**Record set**
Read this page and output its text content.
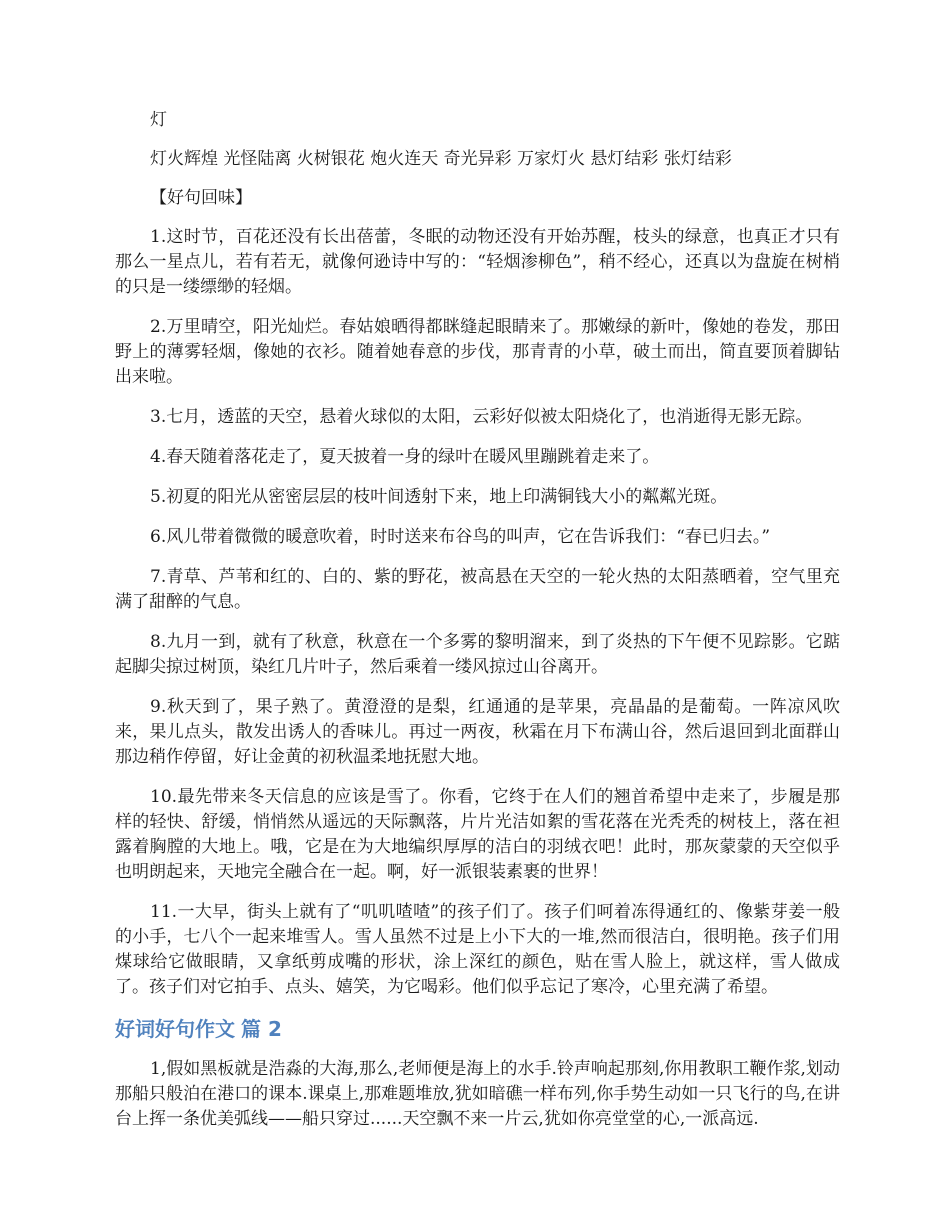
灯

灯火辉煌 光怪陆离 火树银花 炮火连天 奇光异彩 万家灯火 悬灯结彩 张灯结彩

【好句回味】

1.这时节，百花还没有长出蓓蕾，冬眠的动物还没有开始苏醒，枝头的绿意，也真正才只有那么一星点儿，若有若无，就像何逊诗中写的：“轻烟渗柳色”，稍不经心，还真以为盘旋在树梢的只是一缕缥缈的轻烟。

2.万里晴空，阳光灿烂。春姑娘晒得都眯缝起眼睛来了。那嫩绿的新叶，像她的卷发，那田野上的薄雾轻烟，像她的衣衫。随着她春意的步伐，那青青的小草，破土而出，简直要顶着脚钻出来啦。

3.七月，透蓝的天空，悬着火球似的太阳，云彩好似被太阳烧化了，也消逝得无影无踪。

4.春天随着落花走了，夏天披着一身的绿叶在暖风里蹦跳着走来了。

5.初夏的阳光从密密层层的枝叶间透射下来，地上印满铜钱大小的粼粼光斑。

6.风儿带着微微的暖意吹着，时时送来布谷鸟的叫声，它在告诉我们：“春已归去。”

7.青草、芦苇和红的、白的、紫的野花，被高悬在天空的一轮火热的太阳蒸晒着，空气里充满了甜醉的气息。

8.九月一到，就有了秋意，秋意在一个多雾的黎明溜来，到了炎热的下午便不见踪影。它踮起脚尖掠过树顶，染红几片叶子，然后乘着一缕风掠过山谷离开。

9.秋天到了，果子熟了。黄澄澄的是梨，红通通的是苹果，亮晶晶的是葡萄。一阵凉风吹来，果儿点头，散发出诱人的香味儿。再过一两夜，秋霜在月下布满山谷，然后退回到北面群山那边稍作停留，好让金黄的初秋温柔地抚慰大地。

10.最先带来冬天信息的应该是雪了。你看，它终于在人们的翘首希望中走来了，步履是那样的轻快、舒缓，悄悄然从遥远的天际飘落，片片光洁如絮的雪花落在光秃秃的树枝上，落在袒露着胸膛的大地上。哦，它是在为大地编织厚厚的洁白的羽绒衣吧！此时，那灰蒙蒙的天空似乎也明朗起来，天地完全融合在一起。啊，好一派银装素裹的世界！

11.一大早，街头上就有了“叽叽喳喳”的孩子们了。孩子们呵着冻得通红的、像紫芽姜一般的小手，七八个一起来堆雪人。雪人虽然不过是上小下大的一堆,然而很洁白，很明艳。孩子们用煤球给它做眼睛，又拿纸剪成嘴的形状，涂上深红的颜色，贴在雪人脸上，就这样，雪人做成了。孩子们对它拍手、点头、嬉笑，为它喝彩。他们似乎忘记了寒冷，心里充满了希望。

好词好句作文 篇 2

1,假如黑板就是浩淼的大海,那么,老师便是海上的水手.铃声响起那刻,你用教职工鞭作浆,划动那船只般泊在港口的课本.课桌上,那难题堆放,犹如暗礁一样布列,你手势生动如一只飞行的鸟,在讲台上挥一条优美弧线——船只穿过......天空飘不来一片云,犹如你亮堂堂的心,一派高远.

* * *

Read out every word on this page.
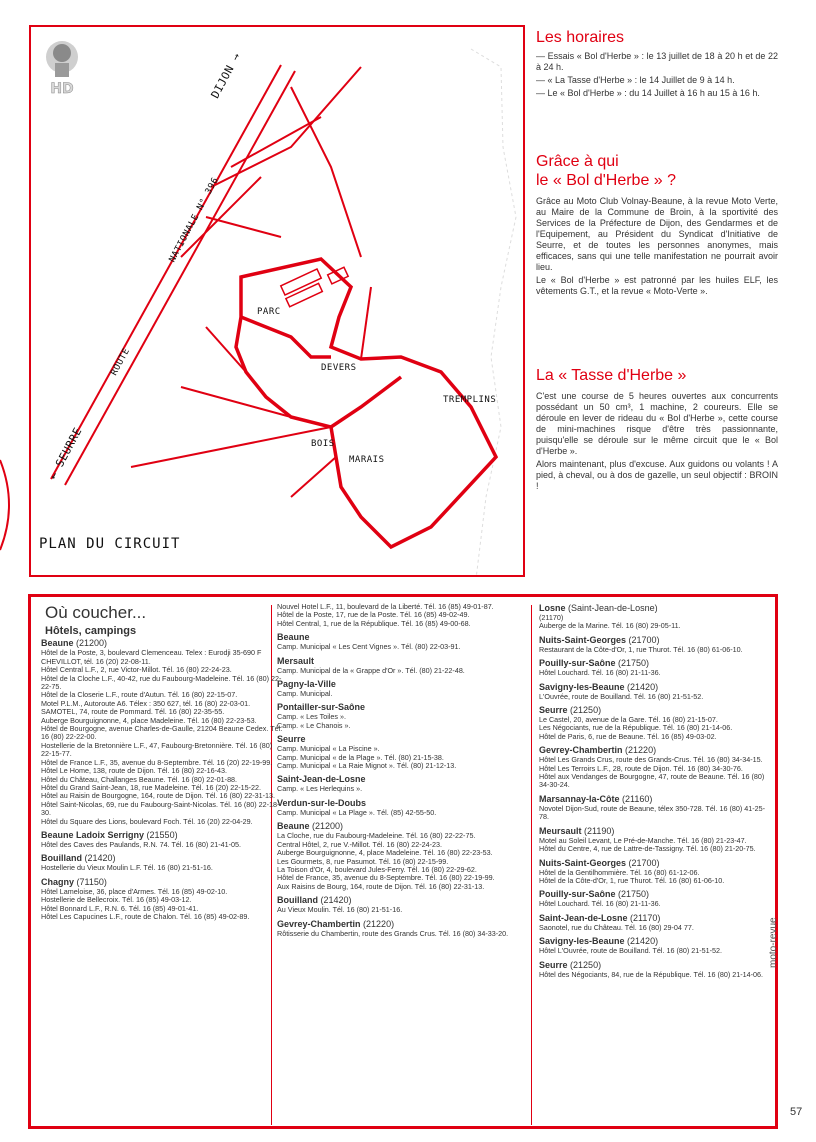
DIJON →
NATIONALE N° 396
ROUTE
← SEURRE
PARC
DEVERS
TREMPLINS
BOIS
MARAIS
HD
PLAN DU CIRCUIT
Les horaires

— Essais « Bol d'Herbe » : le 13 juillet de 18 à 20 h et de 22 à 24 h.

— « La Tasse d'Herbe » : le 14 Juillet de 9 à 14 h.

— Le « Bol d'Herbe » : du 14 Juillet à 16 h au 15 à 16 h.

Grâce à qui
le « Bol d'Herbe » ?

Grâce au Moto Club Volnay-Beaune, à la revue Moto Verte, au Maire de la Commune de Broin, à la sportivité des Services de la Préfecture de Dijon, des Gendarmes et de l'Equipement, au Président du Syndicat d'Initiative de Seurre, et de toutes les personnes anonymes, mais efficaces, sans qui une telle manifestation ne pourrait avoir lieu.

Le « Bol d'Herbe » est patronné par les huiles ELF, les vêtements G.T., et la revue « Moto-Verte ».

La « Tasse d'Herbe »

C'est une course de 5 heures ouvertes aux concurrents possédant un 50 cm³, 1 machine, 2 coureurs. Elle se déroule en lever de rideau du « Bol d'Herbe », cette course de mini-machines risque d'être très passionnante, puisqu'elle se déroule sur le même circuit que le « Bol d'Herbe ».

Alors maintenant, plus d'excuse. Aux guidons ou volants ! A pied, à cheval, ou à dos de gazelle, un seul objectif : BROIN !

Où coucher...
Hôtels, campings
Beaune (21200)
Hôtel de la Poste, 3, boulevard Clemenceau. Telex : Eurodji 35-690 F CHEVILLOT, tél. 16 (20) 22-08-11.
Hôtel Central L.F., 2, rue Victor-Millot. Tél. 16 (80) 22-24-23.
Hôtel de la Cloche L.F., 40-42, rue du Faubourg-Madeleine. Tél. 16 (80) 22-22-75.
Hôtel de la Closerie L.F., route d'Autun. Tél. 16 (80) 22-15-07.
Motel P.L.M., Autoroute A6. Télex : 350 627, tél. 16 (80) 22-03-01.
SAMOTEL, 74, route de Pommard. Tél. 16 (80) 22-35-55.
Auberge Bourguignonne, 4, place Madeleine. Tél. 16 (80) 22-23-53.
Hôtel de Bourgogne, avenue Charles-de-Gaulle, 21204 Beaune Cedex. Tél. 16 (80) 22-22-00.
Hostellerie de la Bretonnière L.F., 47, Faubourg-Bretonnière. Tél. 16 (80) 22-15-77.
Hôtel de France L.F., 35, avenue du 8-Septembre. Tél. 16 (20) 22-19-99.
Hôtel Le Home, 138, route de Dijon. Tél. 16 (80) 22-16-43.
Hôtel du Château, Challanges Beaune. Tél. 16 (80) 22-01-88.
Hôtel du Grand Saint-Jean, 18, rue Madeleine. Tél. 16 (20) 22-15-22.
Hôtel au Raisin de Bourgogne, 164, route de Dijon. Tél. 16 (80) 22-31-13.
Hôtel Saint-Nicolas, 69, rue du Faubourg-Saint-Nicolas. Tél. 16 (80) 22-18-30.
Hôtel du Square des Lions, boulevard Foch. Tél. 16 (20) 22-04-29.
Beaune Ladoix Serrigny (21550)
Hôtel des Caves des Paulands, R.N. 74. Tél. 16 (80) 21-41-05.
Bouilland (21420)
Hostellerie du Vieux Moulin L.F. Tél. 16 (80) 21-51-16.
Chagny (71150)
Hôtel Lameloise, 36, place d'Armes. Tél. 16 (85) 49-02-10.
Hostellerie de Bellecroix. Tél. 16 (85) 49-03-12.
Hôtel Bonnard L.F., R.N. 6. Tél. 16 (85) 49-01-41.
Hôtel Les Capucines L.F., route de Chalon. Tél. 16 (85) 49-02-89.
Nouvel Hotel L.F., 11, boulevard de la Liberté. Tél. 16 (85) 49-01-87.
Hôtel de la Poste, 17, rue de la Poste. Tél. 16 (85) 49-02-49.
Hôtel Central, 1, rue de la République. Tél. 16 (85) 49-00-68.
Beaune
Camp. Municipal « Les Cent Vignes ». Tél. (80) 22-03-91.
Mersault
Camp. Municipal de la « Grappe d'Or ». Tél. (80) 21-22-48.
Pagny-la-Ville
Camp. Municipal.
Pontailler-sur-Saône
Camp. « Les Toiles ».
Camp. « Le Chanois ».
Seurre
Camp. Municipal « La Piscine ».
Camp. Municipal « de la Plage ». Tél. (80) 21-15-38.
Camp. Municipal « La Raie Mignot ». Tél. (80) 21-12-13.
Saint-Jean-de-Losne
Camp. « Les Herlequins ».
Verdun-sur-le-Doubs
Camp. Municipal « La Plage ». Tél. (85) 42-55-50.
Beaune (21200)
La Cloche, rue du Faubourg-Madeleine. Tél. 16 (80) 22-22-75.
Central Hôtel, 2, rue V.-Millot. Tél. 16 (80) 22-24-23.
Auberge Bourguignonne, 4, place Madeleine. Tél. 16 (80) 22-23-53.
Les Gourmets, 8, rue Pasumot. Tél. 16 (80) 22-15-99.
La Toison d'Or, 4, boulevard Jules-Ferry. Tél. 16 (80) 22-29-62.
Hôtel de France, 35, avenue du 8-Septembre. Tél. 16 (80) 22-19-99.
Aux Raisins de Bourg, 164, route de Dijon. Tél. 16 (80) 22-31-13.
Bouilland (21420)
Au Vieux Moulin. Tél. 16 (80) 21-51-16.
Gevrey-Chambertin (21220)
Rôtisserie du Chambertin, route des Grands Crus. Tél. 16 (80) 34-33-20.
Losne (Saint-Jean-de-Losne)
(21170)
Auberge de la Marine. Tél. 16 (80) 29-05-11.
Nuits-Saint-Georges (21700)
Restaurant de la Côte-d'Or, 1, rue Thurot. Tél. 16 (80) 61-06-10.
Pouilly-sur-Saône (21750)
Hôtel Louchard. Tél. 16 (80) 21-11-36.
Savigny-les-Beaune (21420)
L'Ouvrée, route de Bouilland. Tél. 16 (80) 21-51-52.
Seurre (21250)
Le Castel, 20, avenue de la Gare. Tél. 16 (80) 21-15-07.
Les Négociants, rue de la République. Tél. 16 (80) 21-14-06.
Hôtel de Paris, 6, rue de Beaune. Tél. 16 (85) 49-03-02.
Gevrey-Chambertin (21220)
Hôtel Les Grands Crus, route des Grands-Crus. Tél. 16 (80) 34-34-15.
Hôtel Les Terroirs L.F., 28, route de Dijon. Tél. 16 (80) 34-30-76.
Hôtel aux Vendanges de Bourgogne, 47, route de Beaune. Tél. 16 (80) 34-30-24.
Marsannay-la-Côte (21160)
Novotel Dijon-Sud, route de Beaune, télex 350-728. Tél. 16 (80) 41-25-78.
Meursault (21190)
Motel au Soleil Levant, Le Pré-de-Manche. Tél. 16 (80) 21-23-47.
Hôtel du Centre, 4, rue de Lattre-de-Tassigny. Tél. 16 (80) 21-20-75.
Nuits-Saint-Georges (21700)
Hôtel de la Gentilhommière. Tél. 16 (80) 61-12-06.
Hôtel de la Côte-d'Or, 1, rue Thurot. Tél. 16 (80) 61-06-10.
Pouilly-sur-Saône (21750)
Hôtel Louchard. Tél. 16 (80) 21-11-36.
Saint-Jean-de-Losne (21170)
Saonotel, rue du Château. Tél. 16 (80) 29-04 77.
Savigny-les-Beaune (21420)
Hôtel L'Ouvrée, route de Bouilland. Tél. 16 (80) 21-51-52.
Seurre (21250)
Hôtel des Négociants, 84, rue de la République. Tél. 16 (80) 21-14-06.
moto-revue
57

==

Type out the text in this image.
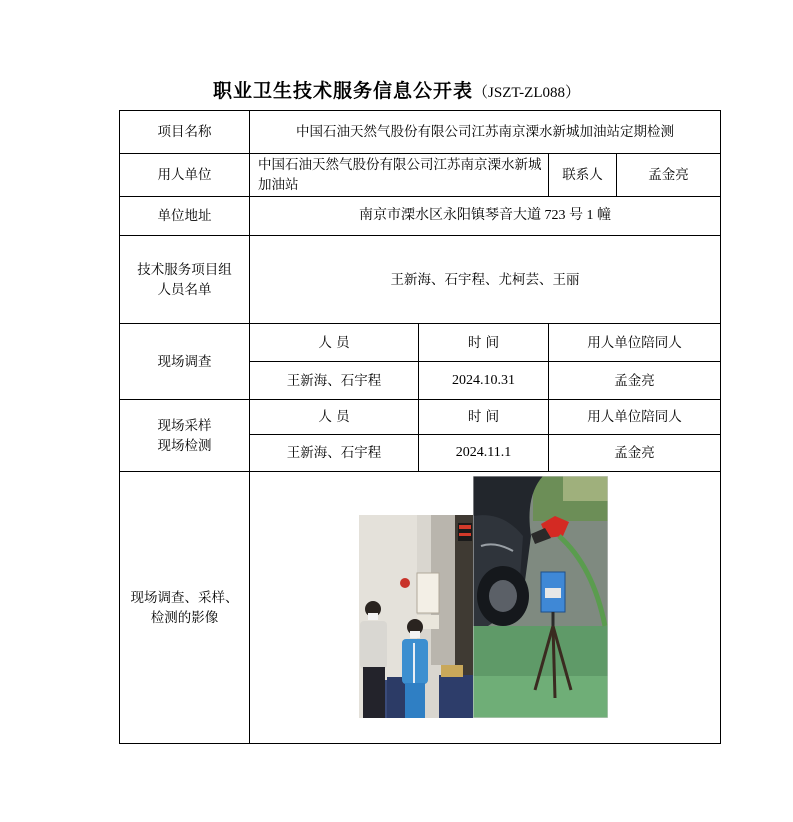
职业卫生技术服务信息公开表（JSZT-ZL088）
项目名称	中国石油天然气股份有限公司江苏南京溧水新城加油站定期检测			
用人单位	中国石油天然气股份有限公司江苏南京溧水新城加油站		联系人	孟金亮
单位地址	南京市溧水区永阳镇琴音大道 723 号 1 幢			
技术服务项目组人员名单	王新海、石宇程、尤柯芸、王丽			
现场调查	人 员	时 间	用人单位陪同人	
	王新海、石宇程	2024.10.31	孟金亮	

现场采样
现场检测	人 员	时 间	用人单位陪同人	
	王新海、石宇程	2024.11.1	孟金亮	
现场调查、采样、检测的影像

**Problem to work on**
Work through the records line by line and tally those with the word "République". Report only the total.

**Worked answer**
3